_Try it_.
Using the text on student stress and wearable monitoring, mark each statement yes or no and quote the exact words from the text that settle it.
1. More than 80% of students report experiencing stress during their academic careers.
2. Surveys such as the PSS, GAD-7 and PHQ-9 are reliable on their own.
3. The work obtained Research Ethics Board approval.

_Supplied text_.
Due to the many responsibilities and obligations placed upon students, university life can often be described as a time of great stress. Students face academic pressure from exams and assignments, along with grade maintenance. Some students face challenges with relocating and adapting to a new environment, adjusting to new social norms, and forming new connections. Lifestyle changes in food, exercise, sleep patterns, and time management can add strain. Additionally, financial pressures such as student loans, tuition costs, and part-time employment may be a significant burden. More than 80% of students have said that they experience stress during their academic careers [1]. There has been a 30% increase in mental health conditions such as anxiety and depression among university students over the past decade [2], and 25% of dropouts due to mental health were reported in 2022 [1].

Stress may affect various aspects of life which is why it is imperative to monitor and control it. Academic performance within university students may decline as cognitive function, memory, and decision-making are impaired [3]. Not only is mental health impacted, but stress has a substantial impact on physical health as well, including a weakened immune system, sleep disorders, and in severe cases cardiovascular problems [3]. Between negative academic and physical effects, stress diminishes overall well-being, often leading to burn-out, a lower quality of life, and ineffective coping mechanisms. Early detection of stress allows for better management which is essential to mitigate these harmful effects.

Traditional methods for monitoring stress involve self-report questionnaires and surveys. These techniques often fall short for accuracy as they rely on subjective input. Surveys such as the Perceived Stress Scale (PSS), Generalized Anxiety Disorder assessment (GAD-7), and Patient Health Questionnaire (PHQ-9) are commonly used, yet these surveys alone can underreport and are subject to bias.

Stress triggers many physiological responses as it activates the body’s fight or flight response. To address the limitations of self-report, this work combines standardized assessments with physiological data from a wrist-worn device that measures heart rate variability, Galvanic Skin Response (GSR), body temperature, and blood oxygen levels in a non-invasive and continuous manner to enable proactive monitoring and earlier management of stress.

Section 2 describes the device hardware, sensing, signal processing, questionnaires, and fusion methods. Section 3 reports benchmarks and fusion results. Section 4 discusses limitations. Section 5 concludes.

2. Materials and Methods

2.0. Ethics Disclaimer

No identifiable human-subjects data was collected; the data collected was all simulated/self-test data for algorithm validation only. As such, Research Ethics Board (REB) approval was not required.

2.1. Device Hardware and Architecture

The wearable device sits comfortably on the wrist, consisting of a Galvanic Skin Response, PPG, body temperature, and blood oxygen sensor which measure the physiological biomarkers of stress in a non-invasive and continuous manner. The device is designed for comfort and long-term wear. The system includes a mobile platform application which data is streamed to with BLE and then processed and visualized.

_Data extracts_.
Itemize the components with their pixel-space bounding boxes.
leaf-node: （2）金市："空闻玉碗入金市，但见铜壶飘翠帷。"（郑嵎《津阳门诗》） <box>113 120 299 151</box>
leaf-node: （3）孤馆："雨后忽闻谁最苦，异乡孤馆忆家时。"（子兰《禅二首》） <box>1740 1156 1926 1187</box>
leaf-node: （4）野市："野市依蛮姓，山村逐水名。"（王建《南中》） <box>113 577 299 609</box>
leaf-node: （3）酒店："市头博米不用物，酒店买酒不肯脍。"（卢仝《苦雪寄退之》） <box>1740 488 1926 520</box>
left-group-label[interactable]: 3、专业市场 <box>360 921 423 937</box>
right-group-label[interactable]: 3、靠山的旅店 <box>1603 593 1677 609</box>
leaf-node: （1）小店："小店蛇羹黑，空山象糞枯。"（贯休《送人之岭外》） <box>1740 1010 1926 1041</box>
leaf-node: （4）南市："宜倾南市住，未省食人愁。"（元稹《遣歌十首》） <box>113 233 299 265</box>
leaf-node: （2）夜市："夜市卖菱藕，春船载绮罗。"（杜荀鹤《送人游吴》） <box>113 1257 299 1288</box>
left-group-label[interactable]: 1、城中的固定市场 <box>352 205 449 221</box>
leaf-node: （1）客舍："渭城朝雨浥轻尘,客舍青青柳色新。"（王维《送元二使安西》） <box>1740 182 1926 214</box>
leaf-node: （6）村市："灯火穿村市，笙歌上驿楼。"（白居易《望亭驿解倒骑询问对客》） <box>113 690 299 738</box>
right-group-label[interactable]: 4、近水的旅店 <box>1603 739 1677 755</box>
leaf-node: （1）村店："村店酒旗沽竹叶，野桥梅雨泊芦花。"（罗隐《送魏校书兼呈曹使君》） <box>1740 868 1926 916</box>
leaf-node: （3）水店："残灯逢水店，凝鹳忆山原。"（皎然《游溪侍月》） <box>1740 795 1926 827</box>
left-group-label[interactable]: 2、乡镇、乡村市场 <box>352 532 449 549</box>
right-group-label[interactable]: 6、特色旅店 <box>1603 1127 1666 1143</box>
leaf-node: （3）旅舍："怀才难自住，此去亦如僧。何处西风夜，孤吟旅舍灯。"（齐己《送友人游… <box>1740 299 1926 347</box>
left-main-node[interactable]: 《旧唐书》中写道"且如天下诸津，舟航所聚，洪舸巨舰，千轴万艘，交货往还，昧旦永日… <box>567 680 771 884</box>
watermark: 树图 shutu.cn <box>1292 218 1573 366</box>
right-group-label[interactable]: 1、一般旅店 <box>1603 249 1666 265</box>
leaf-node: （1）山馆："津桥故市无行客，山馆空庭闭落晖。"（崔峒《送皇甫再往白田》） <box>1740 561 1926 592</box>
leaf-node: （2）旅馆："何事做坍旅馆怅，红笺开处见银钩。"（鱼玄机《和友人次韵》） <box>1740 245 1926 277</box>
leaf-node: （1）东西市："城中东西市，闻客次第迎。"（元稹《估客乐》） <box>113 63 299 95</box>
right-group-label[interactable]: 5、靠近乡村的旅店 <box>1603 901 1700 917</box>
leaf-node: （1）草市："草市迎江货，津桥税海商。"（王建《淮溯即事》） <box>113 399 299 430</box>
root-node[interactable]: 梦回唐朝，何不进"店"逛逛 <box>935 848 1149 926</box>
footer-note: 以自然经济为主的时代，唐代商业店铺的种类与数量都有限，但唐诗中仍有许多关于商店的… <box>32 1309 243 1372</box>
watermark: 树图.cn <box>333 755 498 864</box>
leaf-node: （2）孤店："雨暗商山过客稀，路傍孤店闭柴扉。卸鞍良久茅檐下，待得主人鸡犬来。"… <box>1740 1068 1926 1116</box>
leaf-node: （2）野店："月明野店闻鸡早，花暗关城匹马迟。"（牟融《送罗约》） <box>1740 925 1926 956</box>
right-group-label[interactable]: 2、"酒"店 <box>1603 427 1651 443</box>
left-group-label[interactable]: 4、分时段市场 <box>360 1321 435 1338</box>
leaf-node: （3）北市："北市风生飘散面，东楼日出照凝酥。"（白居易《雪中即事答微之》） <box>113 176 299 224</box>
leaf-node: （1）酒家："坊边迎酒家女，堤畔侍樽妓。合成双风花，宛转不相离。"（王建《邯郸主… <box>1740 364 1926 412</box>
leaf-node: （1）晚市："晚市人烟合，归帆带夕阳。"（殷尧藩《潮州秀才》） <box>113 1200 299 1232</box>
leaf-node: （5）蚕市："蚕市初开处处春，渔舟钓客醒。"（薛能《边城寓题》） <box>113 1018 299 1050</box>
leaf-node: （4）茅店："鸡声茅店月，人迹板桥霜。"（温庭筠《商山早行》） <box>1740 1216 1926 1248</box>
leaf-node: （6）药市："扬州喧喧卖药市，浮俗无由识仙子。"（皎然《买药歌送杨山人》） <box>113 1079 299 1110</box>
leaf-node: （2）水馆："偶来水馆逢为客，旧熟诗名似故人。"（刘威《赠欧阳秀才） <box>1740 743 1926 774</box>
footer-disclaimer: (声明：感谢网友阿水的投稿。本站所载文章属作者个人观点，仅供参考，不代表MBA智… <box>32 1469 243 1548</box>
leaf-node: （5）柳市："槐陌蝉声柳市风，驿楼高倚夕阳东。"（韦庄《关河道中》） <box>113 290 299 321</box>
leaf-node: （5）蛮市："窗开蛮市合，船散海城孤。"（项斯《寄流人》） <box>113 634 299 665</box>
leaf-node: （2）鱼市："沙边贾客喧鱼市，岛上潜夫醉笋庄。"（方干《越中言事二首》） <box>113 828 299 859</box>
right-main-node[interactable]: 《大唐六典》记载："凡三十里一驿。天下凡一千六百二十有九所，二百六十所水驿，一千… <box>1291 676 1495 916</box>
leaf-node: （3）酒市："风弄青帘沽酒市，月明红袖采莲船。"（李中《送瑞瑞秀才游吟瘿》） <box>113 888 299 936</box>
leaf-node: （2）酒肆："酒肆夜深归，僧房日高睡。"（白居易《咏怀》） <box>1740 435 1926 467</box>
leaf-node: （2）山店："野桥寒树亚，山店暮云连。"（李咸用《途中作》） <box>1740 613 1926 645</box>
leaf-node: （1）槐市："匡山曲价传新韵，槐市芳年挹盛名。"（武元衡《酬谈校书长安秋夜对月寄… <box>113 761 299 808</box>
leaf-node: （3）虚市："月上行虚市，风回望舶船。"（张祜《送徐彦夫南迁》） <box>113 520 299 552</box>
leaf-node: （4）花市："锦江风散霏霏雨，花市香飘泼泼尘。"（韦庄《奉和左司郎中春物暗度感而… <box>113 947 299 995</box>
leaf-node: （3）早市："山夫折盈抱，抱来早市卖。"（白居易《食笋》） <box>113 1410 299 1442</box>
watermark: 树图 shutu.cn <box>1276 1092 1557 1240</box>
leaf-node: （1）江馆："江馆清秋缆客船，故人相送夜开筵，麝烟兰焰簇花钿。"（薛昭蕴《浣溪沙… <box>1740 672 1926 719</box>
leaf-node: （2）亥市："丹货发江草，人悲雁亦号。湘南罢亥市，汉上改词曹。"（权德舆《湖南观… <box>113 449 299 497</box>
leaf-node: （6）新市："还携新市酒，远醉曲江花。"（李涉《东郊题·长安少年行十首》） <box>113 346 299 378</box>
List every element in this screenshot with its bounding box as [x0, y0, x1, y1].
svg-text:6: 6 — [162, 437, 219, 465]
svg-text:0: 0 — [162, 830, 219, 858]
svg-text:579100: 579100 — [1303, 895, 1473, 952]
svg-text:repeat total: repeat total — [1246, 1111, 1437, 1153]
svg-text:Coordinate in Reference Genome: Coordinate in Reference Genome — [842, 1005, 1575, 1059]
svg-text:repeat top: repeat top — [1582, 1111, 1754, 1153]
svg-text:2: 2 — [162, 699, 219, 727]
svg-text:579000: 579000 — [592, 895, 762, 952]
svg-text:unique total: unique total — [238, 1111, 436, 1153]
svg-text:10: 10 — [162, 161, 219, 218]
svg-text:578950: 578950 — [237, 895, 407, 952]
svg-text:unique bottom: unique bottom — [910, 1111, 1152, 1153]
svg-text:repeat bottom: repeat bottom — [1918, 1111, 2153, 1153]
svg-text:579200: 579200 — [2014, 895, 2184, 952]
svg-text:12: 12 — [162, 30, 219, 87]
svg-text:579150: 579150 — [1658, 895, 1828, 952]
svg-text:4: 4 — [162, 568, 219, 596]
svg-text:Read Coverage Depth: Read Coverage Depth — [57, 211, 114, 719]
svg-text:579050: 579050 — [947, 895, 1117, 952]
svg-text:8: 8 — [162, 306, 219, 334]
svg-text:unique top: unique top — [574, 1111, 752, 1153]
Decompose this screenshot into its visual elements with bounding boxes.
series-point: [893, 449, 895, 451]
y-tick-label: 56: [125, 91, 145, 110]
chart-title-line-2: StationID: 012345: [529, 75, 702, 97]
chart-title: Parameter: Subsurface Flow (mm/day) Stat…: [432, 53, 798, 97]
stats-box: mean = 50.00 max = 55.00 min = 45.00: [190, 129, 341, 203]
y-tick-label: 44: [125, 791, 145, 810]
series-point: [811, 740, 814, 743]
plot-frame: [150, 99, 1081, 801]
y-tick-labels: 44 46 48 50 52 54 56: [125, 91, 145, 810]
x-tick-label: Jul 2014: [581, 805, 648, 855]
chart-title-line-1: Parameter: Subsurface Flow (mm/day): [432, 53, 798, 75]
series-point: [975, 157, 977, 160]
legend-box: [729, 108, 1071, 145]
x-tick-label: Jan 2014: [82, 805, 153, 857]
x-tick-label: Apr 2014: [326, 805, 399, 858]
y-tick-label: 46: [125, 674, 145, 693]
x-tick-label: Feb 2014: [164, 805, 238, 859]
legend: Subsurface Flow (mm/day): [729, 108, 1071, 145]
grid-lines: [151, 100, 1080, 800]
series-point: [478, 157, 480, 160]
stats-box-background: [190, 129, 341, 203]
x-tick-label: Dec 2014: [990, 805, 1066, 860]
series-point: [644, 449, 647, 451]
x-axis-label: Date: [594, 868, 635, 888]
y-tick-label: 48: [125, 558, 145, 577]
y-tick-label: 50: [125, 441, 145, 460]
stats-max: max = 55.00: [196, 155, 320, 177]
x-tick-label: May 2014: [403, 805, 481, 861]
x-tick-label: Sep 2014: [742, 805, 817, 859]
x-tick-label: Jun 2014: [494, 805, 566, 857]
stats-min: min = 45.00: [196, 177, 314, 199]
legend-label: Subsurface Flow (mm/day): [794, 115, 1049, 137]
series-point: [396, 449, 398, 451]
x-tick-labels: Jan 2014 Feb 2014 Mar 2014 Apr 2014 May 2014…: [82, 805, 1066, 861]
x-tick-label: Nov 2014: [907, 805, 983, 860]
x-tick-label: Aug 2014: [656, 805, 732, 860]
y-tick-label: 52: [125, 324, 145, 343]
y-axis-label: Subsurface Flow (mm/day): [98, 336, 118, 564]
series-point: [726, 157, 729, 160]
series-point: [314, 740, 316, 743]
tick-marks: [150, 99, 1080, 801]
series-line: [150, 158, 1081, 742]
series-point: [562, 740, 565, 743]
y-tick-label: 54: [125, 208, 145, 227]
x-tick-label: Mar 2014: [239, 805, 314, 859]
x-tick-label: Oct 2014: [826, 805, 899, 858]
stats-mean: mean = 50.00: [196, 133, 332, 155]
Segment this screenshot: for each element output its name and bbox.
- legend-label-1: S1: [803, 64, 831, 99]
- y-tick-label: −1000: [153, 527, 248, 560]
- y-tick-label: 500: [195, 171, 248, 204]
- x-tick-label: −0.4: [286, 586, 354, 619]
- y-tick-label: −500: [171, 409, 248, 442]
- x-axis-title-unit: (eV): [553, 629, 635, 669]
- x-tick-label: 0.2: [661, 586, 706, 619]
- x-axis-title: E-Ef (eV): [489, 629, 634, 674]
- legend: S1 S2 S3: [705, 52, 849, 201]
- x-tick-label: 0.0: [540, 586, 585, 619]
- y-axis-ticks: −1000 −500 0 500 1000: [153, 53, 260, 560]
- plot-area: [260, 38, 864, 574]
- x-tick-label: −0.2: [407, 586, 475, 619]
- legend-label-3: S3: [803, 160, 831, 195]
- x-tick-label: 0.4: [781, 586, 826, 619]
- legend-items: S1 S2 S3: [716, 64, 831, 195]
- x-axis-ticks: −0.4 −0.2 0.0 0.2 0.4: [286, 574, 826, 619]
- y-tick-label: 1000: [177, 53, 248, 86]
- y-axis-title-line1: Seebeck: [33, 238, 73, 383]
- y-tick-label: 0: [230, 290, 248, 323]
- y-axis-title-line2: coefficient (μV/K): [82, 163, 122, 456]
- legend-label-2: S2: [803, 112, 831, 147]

_Response to this exercise_.
1. Yes: "More than 80% of students have said that they experience stress during their academic careers"
2. No: "yet these surveys alone can underreport and are subject to bias"
3. No: "As such, Research Ethics Board (REB) approval was not required."